### Exercise materials
(begin)
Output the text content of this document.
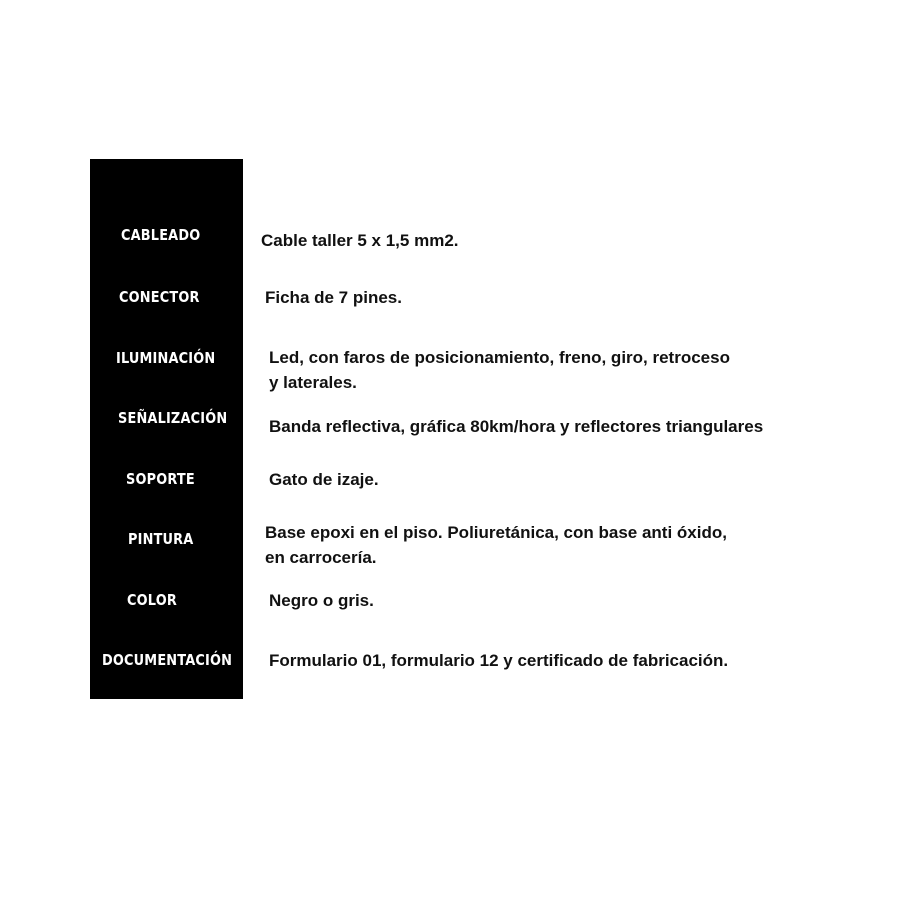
CABLEADO
CONECTOR
ILUMINACIÓN
SEÑALIZACIÓN
SOPORTE
PINTURA
COLOR
DOCUMENTACIÓN
Cable taller 5 x 1,5 mm2.
Ficha de 7 pines.
Led, con faros de posicionamiento, freno, giro, retroceso
y laterales.
Banda reflectiva, gráfica 80km/hora y reflectores triangulares
Gato de izaje.
Base epoxi en el piso. Poliuretánica, con base anti óxido,
en carrocería.
Negro o gris.
Formulario 01, formulario 12 y certificado de fabricación.
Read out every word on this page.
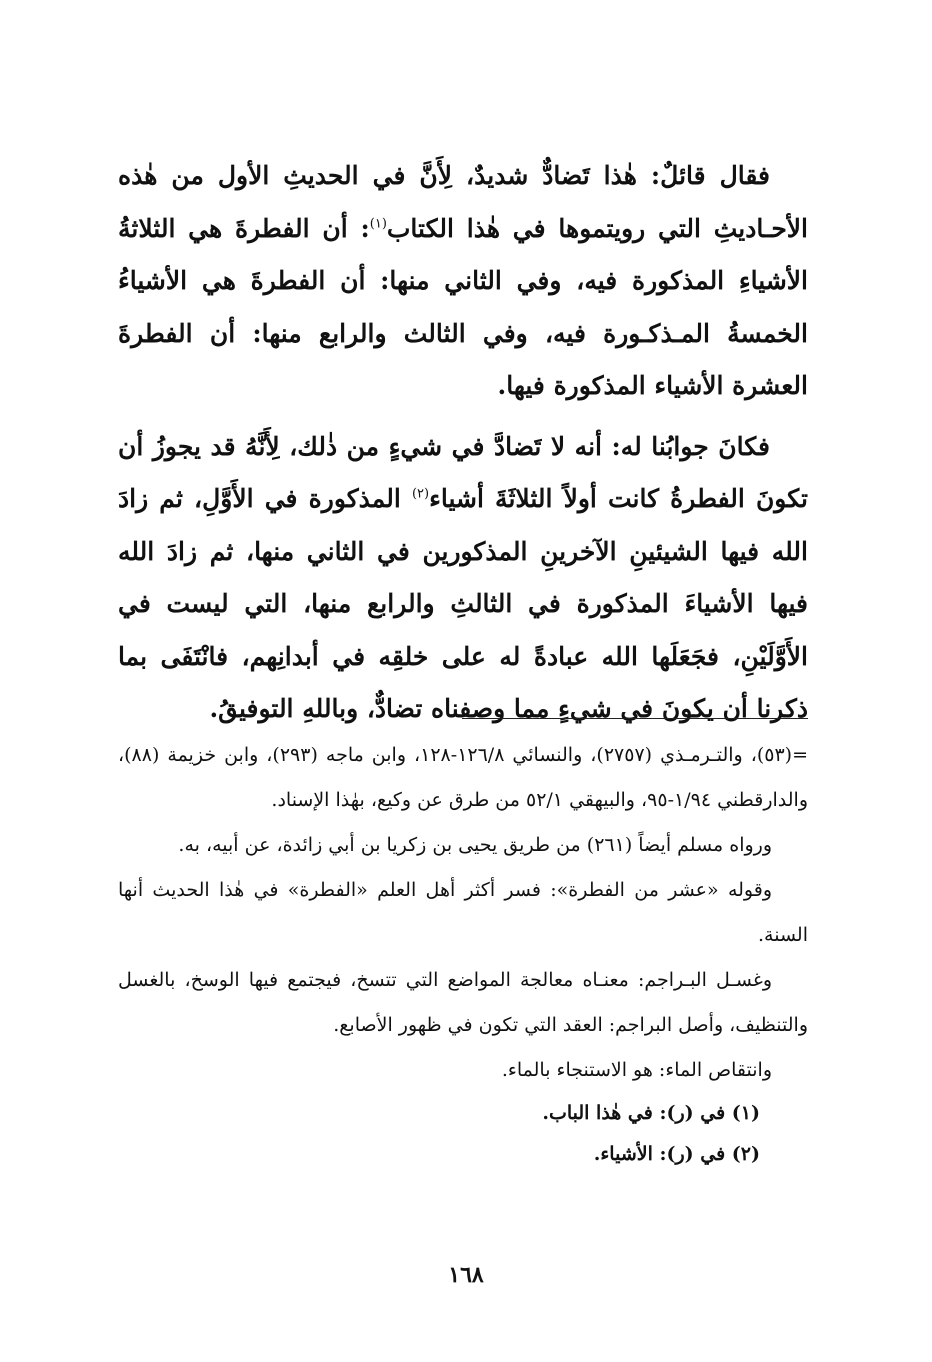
فقال قائلٌ: هٰذا تَضادٌّ شديدٌ، لِأَنَّ في الحديثِ الأول من هٰذه الأحـاديثِ التي رويتموها في هٰذا الكتاب$^{(١)}$: أن الفطرةَ هي الثلاثةُ الأشياءِ المذكورة فيه، وفي الثاني منها: أن الفطرةَ هي الأشياءُ الخمسةُ المـذكـورة فيه، وفي الثالث والرابع منها: أن الفطرةَ العشرة الأشياء المذكورة فيها.

فكانَ جوابُنا له: أنه لا تَضادَّ في شيءٍ من ذٰلك، لِأَنَّهُ قد يجوزُ أن تكونَ الفطرةُ كانت أولاً الثلاثَةَ أشياء$^{(٢)}$ المذكورة في الأَوَّلِ، ثم زادَ الله فيها الشيئينِ الآخرينِ المذكورين في الثاني منها، ثم زادَ الله فيها الأشياءَ المذكورة في الثالثِ والرابع منها، التي ليست في الأَوَّلَيْنِ، فجَعَلَها الله عبادةً له على خلقِه في أبدانِهم، فانْتَفَى بما ذكرنا أن يكونَ في شيءٍ مما وصفناه تضادٌّ، وباللهِ التوفيقُ.

=(٥٣)، والتـرمـذي (٢٧٥٧)، والنسائي ١٢٦/٨-١٢٨، وابن ماجه (٢٩٣)، وابن خزيمة (٨٨)، والدارقطني ١/٩٤-٩٥، والبيهقي ٥٢/١ من طرق عن وكيع، بهٰذا الإسناد.

ورواه مسلم أيضاً (٢٦١) من طريق يحيى بن زكريا بن أبي زائدة، عن أبيه، به.

وقوله «عشر من الفطرة»: فسر أكثر أهل العلم «الفطرة» في هٰذا الحديث أنها السنة.

وغسـل البـراجم: معنـاه معالجة المواضع التي تتسخ، فيجتمع فيها الوسخ، بالغسل والتنظيف، وأصل البراجم: العقد التي تكون في ظهور الأصابع.

وانتقاص الماء: هو الاستنجاء بالماء.

(١) في (ر): في هٰذا الباب.

(٢) في (ر): الأشياء.

١٦٨
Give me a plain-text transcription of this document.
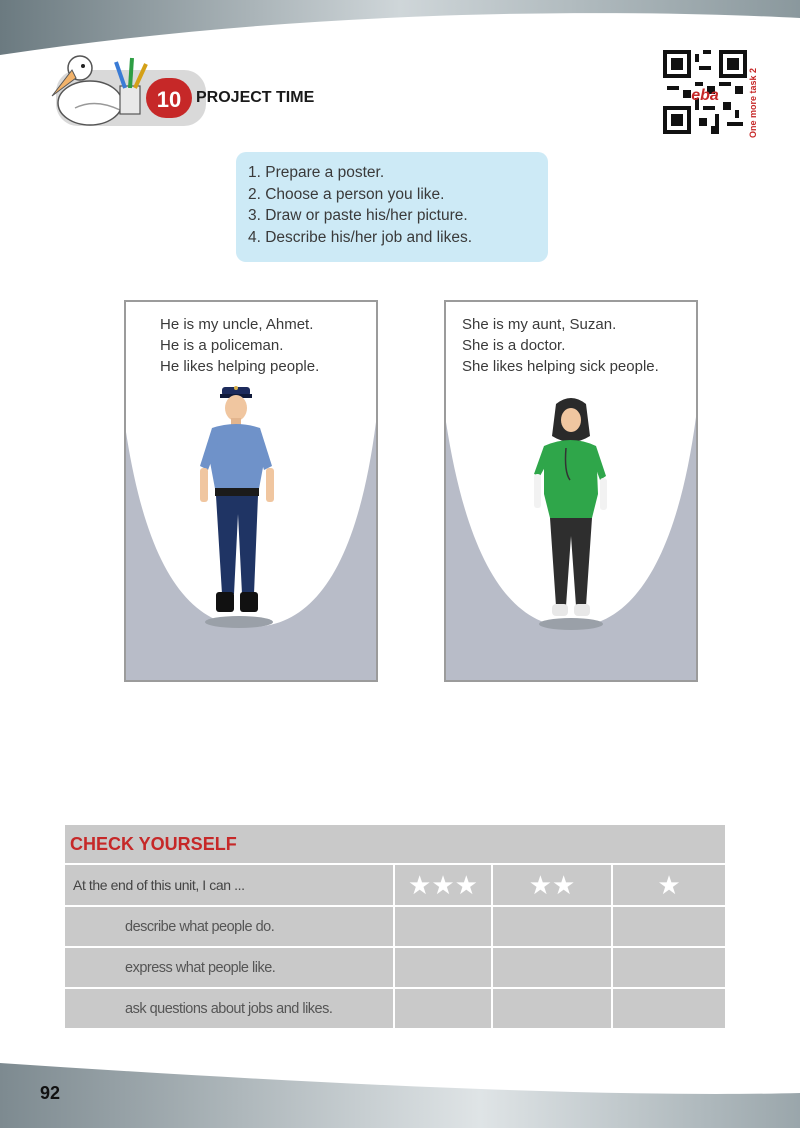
10 PROJECT TIME	eba	One more task 2
1. Prepare a poster.
2. Choose a person you like.
3. Draw or paste his/her picture.
4. Describe his/her job and likes.
He is my uncle, Ahmet.
He is a policeman.
He likes helping people.
She is my aunt, Suzan.
She is a doctor.
She likes helping sick people.
CHECK YOURSELF			
At the end of this unit, I can ...	★★★	★★	★
describe what people do.			
express what people like.			
ask questions about jobs and likes.			
92
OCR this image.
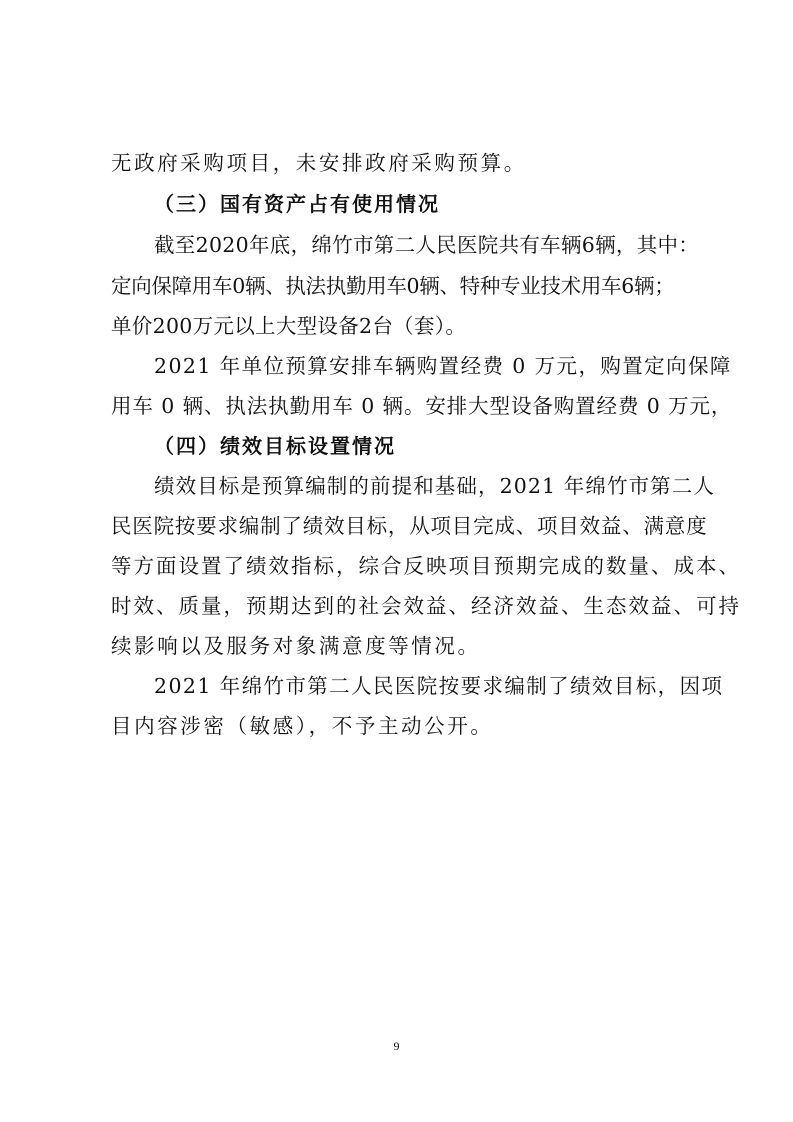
无政府采购项目，未安排政府采购预算。
（三）国有资产占有使用情况
截至2020年底，绵竹市第二人民医院共有车辆6辆，其中：
定向保障用车0辆、执法执勤用车0辆、特种专业技术用车6辆；
单价200万元以上大型设备2台（套）。
2021 年单位预算安排车辆购置经费 0 万元，购置定向保障
用车 0 辆、执法执勤用车 0 辆。安排大型设备购置经费 0 万元，
（四）绩效目标设置情况
绩效目标是预算编制的前提和基础，2021 年绵竹市第二人
民医院按要求编制了绩效目标，从项目完成、项目效益、满意度
等方面设置了绩效指标，综合反映项目预期完成的数量、成本、
时效、质量，预期达到的社会效益、经济效益、生态效益、可持
续影响以及服务对象满意度等情况。
2021 年绵竹市第二人民医院按要求编制了绩效目标，因项
目内容涉密（敏感），不予主动公开。
9
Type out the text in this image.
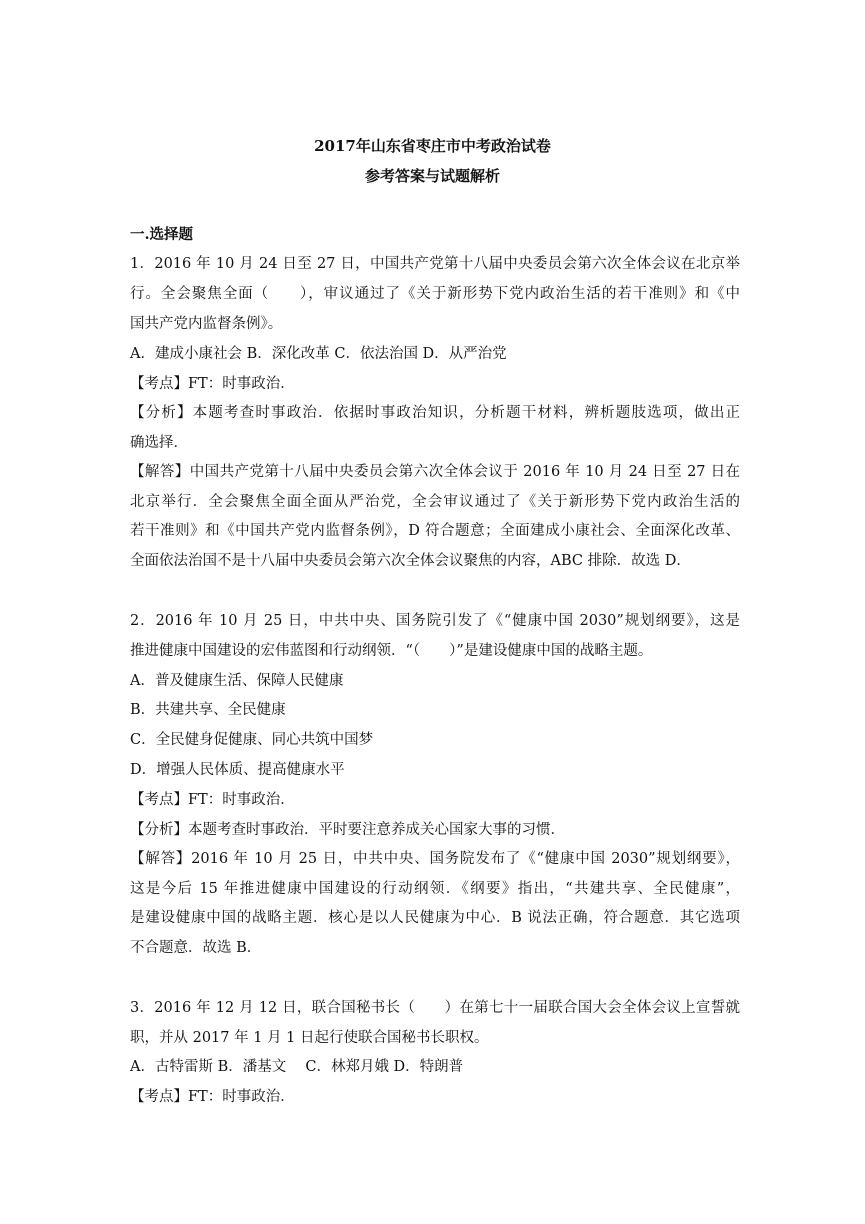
2017年山东省枣庄市中考政治试卷
参考答案与试题解析
一.选择题
1．2016 年 10 月 24 日至 27 日，中国共产党第十八届中央委员会第六次全体会议在北京举
行。全会聚焦全面（　　），审议通过了《关于新形势下党内政治生活的若干准则》和《中
国共产党内监督条例》。
A．建成小康社会 B．深化改革 C．依法治国 D．从严治党
【考点】FT：时事政治．
【分析】本题考查时事政治．依据时事政治知识，分析题干材料，辨析题肢选项，做出正
确选择．
【解答】中国共产党第十八届中央委员会第六次全体会议于 2016 年 10 月 24 日至 27 日在
北京举行．全会聚焦全面全面从严治党，全会审议通过了《关于新形势下党内政治生活的
若干准则》和《中国共产党内监督条例》，D 符合题意；全面建成小康社会、全面深化改革、
全面依法治国不是十八届中央委员会第六次全体会议聚焦的内容，ABC 排除．故选 D．
2．2016 年 10 月 25 日，中共中央、国务院引发了《“健康中国 2030”规划纲要》，这是
推进健康中国建设的宏伟蓝图和行动纲领．“（　　）”是建设健康中国的战略主题。
A．普及健康生活、保障人民健康
B．共建共享、全民健康
C．全民健身促健康、同心共筑中国梦
D．增强人民体质、提高健康水平
【考点】FT：时事政治．
【分析】本题考查时事政治．平时要注意养成关心国家大事的习惯．
【解答】2016 年 10 月 25 日，中共中央、国务院发布了《“健康中国 2030”规划纲要》，
这是今后 15 年推进健康中国建设的行动纲领．《纲要》指出，“共建共享、全民健康”，
是建设健康中国的战略主题．核心是以人民健康为中心．B 说法正确，符合题意．其它选项
不合题意．故选 B．
3．2016 年 12 月 12 日，联合国秘书长（　　）在第七十一届联合国大会全体会议上宣誓就
职，并从 2017 年 1 月 1 日起行使联合国秘书长职权。
A．古特雷斯 B．潘基文　 C．林郑月娥 D．特朗普
【考点】FT：时事政治．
(end)
### Problem details
Extract each line holding the string "规划纲要".

### Solution for this exercise
2．2016 年 10 月 25 日，中共中央、国务院引发了《“健康中国 2030”规划纲要》，这是
【解答】2016 年 10 月 25 日，中共中央、国务院发布了《“健康中国 2030”规划纲要》，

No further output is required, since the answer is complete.